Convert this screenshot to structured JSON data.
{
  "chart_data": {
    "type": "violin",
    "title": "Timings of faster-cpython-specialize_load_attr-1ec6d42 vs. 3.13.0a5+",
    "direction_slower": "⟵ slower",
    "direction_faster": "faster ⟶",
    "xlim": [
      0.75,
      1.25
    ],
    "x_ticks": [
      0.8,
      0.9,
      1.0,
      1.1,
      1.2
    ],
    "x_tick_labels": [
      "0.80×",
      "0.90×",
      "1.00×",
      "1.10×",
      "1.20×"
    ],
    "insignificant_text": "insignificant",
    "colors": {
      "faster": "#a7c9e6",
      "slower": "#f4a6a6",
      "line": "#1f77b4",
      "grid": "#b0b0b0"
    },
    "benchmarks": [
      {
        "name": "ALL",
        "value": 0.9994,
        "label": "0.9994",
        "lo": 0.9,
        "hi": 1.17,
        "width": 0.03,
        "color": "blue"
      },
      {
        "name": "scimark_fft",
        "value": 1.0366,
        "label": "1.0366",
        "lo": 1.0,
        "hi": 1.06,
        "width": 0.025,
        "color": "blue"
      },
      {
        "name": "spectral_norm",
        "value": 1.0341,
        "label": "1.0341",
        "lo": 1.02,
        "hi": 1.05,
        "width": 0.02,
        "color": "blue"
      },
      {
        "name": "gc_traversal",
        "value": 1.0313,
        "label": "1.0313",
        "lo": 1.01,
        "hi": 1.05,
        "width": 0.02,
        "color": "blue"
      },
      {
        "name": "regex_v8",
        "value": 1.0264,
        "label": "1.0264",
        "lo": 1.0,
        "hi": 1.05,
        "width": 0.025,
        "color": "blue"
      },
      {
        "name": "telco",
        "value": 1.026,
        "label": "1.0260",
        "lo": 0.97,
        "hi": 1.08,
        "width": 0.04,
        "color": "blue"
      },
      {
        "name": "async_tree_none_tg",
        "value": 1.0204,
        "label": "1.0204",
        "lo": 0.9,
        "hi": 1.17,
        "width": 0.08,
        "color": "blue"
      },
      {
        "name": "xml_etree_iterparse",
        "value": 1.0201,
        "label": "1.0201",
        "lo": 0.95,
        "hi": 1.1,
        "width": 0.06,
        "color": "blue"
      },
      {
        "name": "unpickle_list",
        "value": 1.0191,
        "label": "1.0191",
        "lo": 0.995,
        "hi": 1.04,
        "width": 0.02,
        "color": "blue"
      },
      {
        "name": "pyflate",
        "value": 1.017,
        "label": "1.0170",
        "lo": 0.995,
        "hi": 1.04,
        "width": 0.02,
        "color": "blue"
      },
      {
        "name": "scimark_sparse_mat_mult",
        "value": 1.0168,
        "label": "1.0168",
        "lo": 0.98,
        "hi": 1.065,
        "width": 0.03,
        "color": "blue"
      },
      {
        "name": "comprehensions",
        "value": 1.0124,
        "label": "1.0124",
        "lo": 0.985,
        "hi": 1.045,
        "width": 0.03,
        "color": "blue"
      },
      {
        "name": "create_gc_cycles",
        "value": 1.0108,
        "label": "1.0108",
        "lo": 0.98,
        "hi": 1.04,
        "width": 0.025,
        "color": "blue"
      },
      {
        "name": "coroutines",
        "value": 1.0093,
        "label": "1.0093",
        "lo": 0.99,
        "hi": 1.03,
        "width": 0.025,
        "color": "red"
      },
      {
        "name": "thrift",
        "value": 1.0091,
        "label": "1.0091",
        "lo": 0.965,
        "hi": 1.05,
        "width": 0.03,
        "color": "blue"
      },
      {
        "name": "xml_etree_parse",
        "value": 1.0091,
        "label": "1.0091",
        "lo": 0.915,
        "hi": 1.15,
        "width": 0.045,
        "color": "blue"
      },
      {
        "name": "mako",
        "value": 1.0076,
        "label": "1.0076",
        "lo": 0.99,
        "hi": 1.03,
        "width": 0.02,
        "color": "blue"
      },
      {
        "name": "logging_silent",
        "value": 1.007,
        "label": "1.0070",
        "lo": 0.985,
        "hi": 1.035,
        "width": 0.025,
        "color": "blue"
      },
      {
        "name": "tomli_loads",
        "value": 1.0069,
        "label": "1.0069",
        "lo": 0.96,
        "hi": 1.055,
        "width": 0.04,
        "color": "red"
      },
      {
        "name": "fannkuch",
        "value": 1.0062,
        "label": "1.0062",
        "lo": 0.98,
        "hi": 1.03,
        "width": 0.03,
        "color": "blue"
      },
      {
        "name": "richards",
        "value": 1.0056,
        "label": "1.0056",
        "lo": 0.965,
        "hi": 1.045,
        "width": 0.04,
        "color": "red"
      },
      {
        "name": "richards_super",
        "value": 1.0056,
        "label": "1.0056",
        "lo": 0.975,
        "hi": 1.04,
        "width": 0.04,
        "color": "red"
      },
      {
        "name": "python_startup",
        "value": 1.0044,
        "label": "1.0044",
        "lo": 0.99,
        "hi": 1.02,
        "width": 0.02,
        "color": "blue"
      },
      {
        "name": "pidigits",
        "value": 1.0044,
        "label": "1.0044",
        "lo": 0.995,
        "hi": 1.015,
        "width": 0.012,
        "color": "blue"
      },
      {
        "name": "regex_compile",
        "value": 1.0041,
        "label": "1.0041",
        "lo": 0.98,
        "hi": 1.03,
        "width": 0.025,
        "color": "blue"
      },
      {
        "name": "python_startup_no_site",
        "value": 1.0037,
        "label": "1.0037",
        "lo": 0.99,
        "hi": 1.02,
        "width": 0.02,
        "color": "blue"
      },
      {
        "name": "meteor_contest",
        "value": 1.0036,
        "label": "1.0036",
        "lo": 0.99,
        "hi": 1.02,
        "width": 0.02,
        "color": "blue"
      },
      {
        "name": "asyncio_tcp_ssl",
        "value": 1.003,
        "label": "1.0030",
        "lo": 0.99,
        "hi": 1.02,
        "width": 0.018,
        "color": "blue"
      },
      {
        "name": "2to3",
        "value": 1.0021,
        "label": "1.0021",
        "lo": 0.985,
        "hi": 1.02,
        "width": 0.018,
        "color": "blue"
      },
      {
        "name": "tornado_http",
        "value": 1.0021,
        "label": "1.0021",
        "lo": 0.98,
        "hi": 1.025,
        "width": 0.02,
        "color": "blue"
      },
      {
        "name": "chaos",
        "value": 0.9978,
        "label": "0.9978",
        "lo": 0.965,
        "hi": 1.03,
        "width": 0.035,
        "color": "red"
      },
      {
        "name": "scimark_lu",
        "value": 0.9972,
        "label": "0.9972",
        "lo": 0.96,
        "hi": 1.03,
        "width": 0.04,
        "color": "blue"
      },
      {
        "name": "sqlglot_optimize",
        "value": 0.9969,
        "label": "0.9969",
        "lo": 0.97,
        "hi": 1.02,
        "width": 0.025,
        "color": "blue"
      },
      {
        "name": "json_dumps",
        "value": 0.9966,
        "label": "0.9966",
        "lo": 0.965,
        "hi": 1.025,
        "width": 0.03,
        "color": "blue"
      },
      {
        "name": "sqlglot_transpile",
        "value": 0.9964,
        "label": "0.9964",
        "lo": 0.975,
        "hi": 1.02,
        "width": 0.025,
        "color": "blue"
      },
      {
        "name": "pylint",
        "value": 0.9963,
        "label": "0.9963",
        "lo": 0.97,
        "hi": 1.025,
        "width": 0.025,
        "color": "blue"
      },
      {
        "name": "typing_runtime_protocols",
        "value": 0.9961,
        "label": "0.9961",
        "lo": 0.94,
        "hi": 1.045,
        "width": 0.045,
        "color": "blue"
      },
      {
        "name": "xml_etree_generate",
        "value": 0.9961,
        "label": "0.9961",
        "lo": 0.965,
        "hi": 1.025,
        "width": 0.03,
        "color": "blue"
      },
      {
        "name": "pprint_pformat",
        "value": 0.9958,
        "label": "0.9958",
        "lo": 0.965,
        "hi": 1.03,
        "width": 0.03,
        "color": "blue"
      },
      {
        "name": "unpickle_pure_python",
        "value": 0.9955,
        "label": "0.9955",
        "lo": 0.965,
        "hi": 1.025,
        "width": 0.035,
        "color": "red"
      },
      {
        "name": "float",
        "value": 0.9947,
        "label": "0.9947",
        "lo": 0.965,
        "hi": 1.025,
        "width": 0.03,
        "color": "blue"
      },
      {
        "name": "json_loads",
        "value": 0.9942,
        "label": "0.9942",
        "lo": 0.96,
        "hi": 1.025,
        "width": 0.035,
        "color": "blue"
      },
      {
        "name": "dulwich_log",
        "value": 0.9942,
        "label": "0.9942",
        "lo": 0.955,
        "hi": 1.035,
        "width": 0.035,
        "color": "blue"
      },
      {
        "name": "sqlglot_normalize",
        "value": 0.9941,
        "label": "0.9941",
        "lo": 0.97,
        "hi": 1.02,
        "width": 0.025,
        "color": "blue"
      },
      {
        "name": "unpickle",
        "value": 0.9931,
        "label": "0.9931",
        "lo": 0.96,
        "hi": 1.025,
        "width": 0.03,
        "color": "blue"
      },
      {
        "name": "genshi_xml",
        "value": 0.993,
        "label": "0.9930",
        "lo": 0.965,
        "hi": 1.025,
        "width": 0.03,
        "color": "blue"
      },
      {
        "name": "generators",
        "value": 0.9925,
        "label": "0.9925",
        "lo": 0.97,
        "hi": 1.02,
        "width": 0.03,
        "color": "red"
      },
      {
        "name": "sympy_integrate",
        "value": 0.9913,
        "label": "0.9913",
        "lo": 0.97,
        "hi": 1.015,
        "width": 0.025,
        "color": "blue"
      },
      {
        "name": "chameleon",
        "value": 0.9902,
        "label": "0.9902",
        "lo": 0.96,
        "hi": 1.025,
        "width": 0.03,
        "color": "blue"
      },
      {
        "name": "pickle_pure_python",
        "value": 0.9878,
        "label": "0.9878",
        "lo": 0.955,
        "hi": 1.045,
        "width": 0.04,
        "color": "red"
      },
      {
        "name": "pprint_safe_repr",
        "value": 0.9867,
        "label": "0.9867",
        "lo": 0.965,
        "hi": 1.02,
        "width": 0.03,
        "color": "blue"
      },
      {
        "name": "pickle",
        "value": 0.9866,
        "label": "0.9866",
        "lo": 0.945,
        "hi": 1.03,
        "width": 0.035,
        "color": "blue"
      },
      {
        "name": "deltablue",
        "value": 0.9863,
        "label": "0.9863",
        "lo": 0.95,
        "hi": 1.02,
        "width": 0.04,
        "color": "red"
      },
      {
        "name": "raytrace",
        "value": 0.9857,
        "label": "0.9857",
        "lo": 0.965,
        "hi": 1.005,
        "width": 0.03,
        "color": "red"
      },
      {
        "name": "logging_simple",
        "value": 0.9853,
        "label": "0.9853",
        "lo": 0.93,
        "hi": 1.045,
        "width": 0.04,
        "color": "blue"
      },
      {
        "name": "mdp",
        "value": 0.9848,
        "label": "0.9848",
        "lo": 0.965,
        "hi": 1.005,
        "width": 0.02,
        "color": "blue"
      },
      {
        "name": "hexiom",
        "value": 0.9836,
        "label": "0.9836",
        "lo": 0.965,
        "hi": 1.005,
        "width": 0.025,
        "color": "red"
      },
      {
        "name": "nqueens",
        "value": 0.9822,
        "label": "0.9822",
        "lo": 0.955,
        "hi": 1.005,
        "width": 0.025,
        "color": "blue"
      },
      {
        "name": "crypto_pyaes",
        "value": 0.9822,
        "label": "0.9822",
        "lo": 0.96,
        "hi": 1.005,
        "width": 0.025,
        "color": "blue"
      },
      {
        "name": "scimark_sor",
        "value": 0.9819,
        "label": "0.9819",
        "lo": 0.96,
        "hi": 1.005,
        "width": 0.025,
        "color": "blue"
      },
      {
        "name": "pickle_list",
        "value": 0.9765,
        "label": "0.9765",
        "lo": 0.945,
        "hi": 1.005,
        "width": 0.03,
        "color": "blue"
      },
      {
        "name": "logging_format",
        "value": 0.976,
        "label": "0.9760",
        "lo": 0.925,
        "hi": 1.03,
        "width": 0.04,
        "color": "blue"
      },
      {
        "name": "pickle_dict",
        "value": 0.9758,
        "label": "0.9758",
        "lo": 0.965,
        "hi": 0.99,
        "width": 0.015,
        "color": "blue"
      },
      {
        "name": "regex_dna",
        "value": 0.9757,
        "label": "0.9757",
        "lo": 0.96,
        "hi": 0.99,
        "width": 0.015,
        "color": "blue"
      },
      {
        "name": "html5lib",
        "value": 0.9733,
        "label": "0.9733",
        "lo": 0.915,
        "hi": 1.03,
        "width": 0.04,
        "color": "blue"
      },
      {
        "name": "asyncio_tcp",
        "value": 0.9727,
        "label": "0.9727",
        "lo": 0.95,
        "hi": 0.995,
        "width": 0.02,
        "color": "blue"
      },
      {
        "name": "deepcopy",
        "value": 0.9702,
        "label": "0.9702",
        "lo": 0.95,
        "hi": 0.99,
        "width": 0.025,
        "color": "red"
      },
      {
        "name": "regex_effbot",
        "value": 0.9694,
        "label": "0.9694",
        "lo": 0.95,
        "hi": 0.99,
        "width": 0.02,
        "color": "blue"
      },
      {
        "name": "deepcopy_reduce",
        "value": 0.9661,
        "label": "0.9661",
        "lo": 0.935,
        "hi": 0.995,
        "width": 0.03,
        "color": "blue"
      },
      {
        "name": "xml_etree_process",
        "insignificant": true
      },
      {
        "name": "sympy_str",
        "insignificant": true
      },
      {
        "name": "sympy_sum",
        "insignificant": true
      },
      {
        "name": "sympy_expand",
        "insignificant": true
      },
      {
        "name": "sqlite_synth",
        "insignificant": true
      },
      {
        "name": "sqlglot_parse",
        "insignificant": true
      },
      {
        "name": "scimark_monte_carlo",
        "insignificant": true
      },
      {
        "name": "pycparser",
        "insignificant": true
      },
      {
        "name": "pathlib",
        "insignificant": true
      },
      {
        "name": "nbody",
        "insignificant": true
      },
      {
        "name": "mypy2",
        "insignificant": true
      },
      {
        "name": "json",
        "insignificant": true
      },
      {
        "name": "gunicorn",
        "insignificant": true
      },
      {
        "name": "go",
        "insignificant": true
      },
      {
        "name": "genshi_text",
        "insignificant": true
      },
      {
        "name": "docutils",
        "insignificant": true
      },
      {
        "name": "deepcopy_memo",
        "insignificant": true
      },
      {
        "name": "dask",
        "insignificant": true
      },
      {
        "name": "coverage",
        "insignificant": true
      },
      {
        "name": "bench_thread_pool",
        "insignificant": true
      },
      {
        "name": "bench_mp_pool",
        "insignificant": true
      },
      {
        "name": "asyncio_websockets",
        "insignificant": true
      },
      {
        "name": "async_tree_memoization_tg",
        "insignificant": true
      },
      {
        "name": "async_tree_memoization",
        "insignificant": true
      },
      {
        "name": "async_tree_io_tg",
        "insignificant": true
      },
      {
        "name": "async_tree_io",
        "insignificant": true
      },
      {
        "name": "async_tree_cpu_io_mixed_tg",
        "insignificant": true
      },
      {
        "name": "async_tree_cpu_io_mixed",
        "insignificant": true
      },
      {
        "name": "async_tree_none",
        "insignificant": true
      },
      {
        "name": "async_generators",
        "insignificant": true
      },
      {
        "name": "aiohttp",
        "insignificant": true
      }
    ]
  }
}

■ ■ ■

Say the number of lines in the records above that include the string "slower", and no more.

2